--- Record extracts Enclosed Below ---
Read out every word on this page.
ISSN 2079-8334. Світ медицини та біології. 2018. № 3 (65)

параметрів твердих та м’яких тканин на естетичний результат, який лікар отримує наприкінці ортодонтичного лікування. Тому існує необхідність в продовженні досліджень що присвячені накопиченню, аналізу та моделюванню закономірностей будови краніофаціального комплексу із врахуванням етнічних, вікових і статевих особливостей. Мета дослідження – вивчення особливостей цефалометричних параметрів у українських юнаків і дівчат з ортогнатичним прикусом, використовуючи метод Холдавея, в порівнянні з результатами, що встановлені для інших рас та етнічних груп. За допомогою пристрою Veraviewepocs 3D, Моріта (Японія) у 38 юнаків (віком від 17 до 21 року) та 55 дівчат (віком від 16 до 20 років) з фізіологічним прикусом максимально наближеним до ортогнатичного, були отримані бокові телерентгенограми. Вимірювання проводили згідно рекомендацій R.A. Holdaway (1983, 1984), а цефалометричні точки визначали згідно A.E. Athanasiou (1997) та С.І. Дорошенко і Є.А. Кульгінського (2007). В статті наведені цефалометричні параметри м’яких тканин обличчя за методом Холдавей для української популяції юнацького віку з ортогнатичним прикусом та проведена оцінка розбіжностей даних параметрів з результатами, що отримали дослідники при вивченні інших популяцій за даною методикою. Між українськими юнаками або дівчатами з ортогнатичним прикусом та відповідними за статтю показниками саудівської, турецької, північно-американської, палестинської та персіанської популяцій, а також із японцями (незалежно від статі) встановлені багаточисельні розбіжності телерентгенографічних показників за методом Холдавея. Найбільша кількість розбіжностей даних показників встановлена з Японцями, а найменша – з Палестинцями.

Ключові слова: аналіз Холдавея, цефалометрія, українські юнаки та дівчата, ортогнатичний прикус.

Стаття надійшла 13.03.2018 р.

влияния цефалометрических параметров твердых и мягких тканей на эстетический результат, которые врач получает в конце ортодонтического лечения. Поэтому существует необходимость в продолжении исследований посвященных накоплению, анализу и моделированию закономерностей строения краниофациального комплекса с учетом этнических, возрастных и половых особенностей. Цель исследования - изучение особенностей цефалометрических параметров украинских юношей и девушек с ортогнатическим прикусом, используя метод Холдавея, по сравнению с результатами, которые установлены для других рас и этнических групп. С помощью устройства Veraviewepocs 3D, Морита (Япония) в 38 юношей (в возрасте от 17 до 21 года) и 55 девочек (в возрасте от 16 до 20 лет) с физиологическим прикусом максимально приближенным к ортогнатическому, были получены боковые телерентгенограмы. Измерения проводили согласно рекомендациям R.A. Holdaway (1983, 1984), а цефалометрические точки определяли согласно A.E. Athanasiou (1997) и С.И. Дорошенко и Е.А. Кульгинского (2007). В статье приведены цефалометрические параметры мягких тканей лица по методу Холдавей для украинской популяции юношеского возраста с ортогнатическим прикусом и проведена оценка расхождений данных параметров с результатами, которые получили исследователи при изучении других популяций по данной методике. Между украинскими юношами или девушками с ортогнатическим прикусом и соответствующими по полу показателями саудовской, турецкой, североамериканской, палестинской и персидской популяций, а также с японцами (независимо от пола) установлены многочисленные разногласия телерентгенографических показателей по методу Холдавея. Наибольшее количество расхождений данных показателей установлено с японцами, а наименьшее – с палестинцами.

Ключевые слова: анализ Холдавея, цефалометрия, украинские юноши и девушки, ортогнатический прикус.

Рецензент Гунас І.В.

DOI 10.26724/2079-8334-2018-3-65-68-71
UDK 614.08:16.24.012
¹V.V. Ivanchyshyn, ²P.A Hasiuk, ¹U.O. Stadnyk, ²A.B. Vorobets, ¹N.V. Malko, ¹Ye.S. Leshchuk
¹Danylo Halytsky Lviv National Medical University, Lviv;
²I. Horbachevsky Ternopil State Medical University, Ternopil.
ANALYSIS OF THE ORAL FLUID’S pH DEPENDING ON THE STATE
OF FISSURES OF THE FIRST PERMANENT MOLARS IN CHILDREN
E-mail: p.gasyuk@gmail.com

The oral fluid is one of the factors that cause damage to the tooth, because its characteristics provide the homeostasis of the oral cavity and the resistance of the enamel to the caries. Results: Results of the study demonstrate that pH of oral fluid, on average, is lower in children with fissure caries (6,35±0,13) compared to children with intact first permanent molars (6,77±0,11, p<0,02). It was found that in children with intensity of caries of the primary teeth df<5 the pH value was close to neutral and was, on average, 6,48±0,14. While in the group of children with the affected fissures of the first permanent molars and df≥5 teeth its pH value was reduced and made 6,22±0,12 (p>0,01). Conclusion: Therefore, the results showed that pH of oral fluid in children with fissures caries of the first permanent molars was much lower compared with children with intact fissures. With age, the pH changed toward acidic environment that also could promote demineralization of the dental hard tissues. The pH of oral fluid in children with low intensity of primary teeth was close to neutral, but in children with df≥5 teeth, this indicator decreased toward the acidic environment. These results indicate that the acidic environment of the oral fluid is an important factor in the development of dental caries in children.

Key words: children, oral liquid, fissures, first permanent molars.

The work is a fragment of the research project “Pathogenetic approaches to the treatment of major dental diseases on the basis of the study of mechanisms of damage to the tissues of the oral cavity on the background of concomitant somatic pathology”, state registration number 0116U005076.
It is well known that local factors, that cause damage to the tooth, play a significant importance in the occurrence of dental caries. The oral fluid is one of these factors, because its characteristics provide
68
--- End of Enclosed Record extracts ---
--- Record extracts Enclosed Below ---
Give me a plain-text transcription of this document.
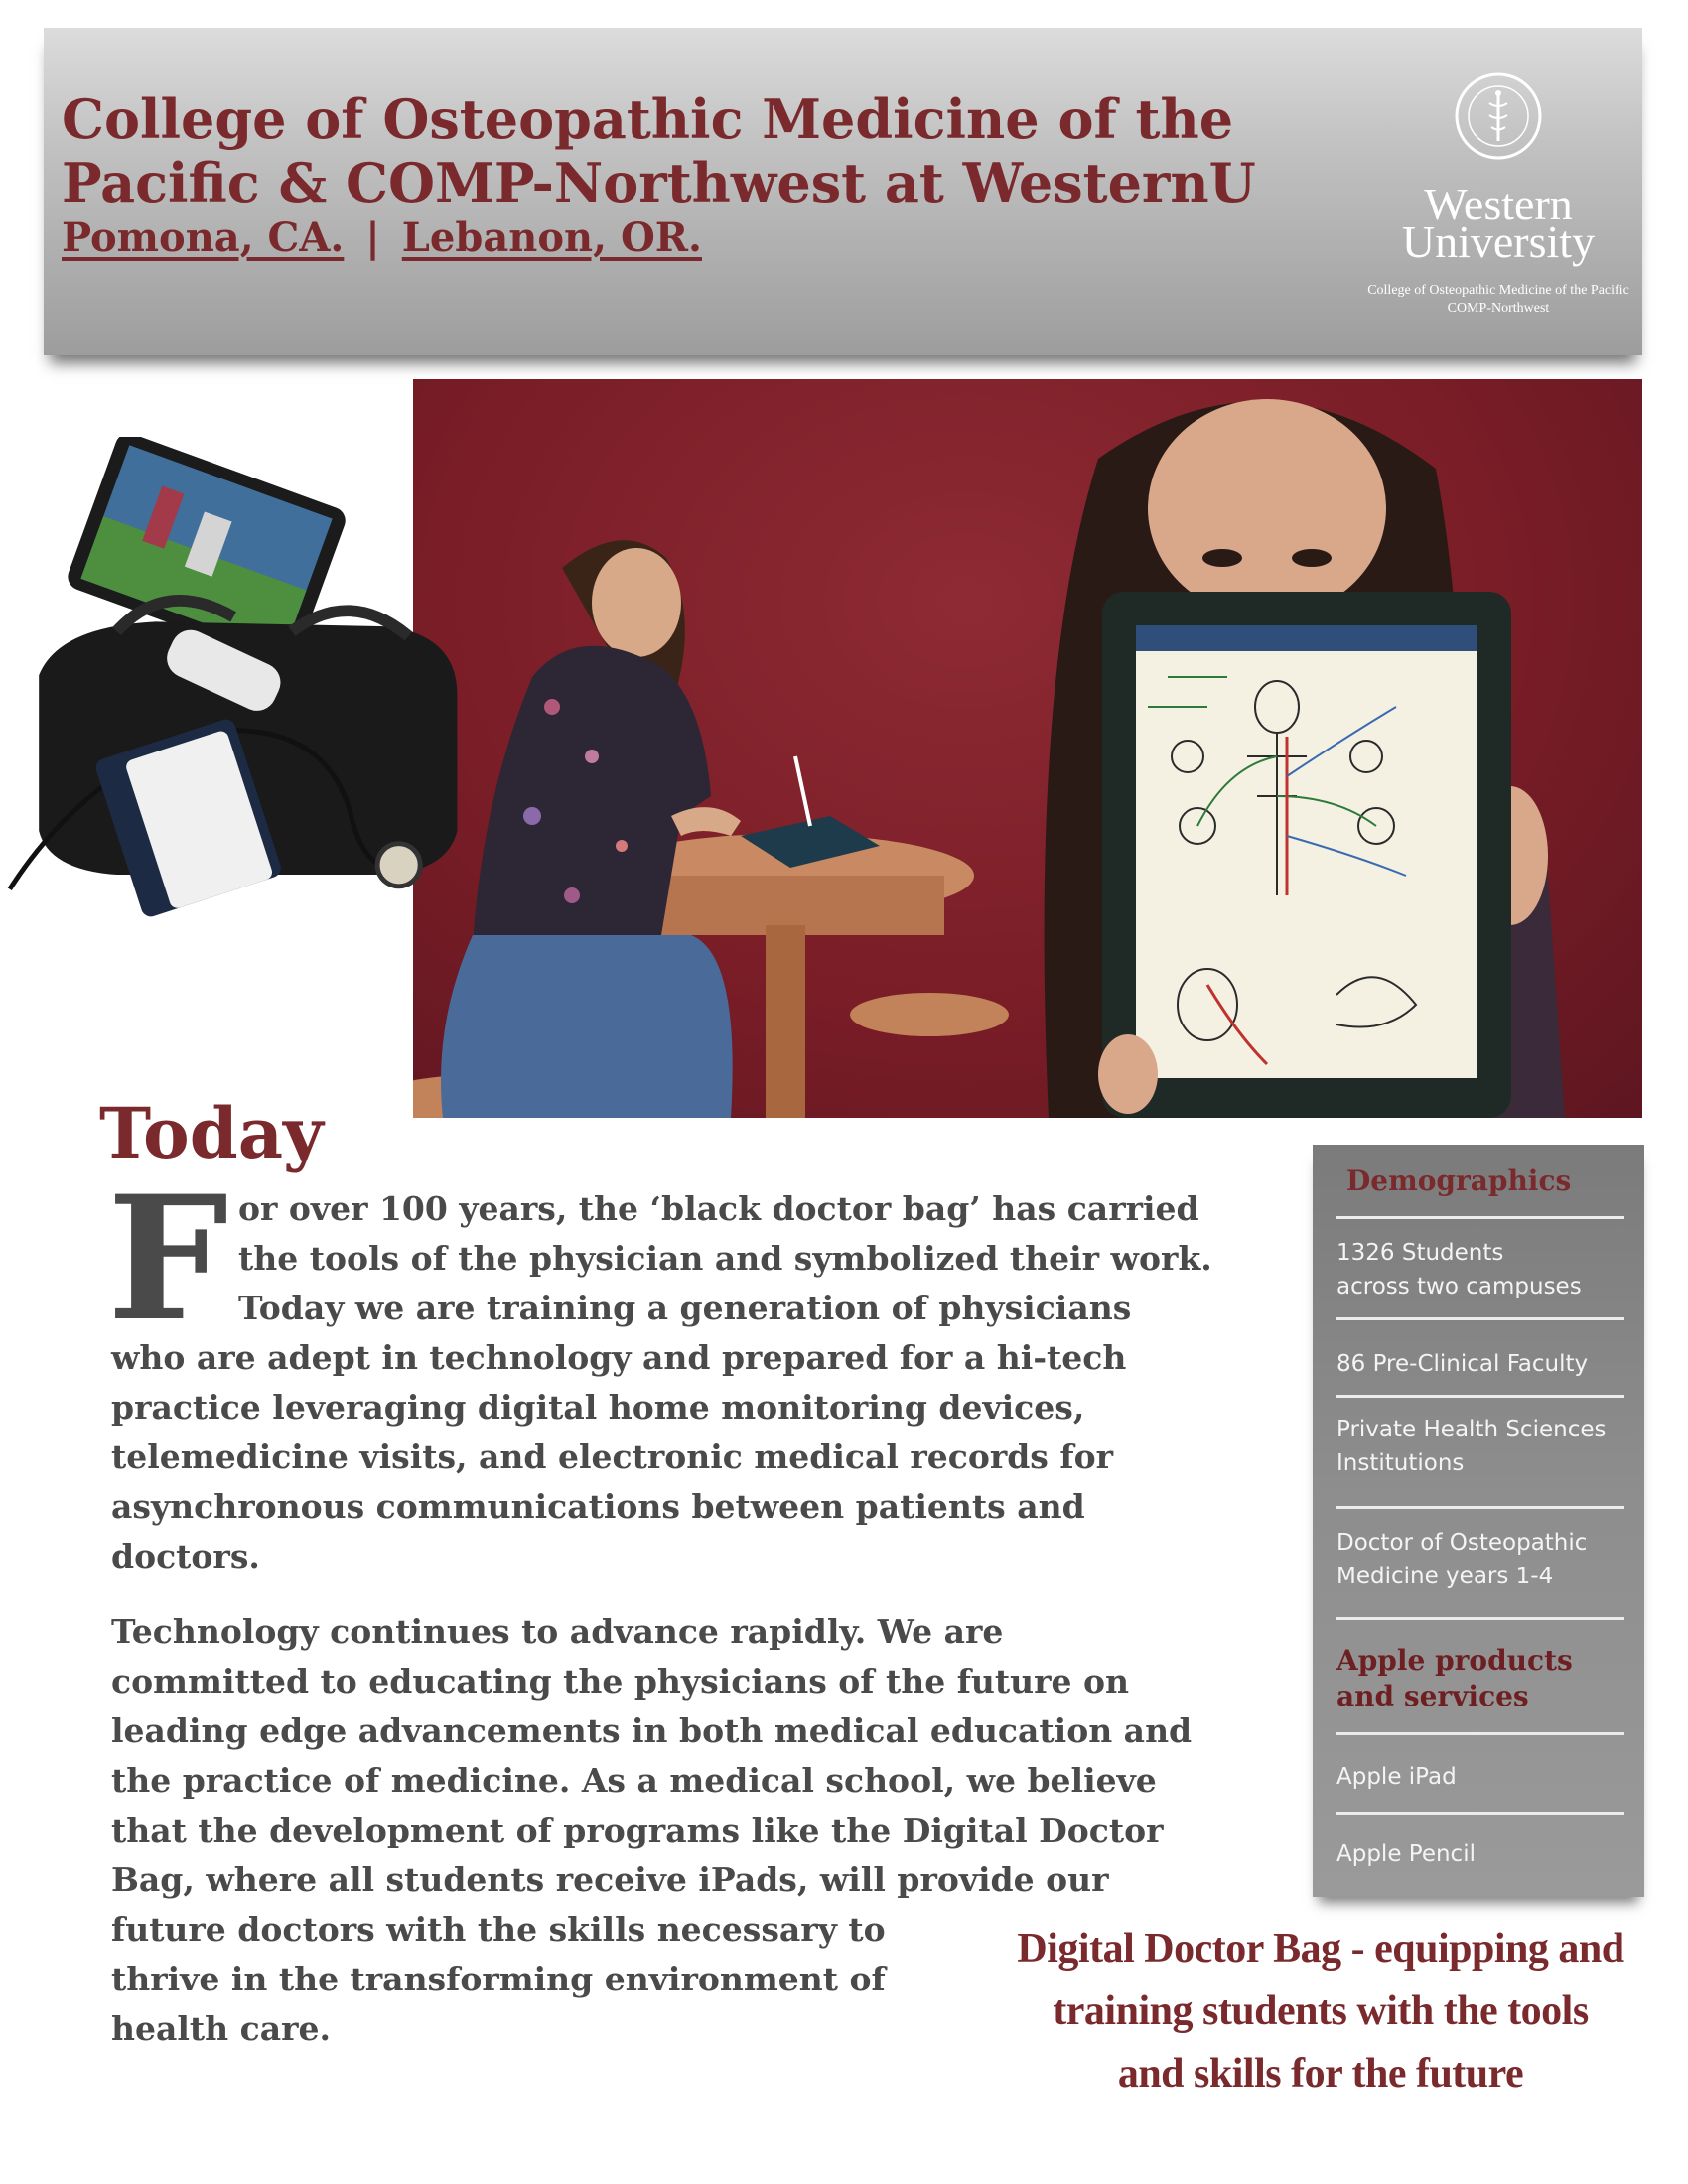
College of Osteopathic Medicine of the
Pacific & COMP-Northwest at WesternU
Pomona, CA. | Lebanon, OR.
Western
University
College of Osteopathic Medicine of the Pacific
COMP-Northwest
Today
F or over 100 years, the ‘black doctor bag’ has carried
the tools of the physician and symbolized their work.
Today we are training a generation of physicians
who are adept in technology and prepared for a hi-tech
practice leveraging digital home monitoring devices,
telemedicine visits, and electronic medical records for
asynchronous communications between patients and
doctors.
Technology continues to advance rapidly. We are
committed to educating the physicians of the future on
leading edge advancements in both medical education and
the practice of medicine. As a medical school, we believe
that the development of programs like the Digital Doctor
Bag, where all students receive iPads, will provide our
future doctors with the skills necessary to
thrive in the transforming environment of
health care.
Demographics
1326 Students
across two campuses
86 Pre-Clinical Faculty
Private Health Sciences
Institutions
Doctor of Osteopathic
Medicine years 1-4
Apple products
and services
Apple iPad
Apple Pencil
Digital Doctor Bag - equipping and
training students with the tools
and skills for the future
--- End of Enclosed Record extracts ---
Problem requirements -
Review the preceding data and report every line that includes the string "University".

Reply to the task -
¹Danylo Halytsky Lviv National Medical University, Lviv;
²I. Horbachevsky Ternopil State Medical University, Ternopil.
University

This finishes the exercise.